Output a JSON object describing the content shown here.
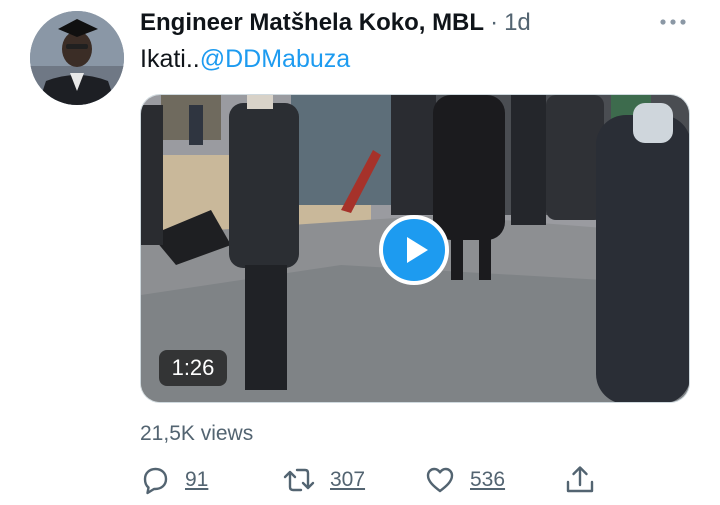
{
  "tweet": {
    "author_name": "Engineer Matšhela Koko, MBL",
    "separator": "·",
    "timestamp": "1d",
    "text_plain": "Ikati..",
    "text_mention": "@DDMabuza",
    "video_duration": "1:26",
    "views": "21,5K views"
  },
  "actions": {
    "reply_count": "91",
    "retweet_count": "307",
    "like_count": "536"
  },
  "icons": {
    "more": "more-horizontal-icon",
    "play": "play-icon",
    "reply": "reply-icon",
    "retweet": "retweet-icon",
    "like": "heart-icon",
    "share": "share-icon"
  },
  "colors": {
    "accent": "#1d9bf0",
    "text": "#0f1419",
    "secondary": "#536471"
  }
}
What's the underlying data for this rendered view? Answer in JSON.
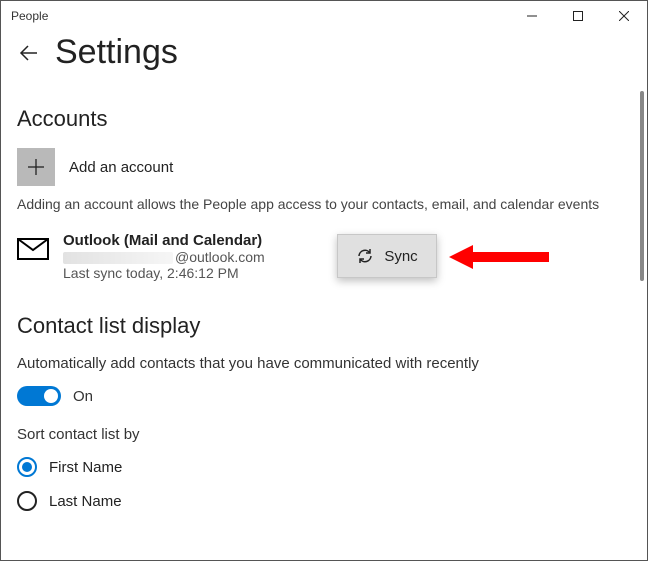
{
  "titlebar": {
    "app": "People"
  },
  "header": {
    "title": "Settings"
  },
  "accounts": {
    "heading": "Accounts",
    "add_label": "Add an account",
    "help": "Adding an account allows the People app access to your contacts, email, and calendar events",
    "item": {
      "name": "Outlook (Mail and Calendar)",
      "email_domain": "@outlook.com",
      "last_sync": "Last sync today, 2:46:12 PM"
    },
    "sync_label": "Sync"
  },
  "contacts": {
    "heading": "Contact list display",
    "auto_add_text": "Automatically add contacts that you have communicated with recently",
    "toggle_label": "On",
    "sort_label": "Sort contact list by",
    "sort_options": {
      "first": "First Name",
      "last": "Last Name"
    }
  }
}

=-=-=

**DIRECTIONS FOR THIS TASK**
Lines containing the word "Last" are to be counted in the listing; state their number alone.

**RESULT FOR THIS EXERCISE**
2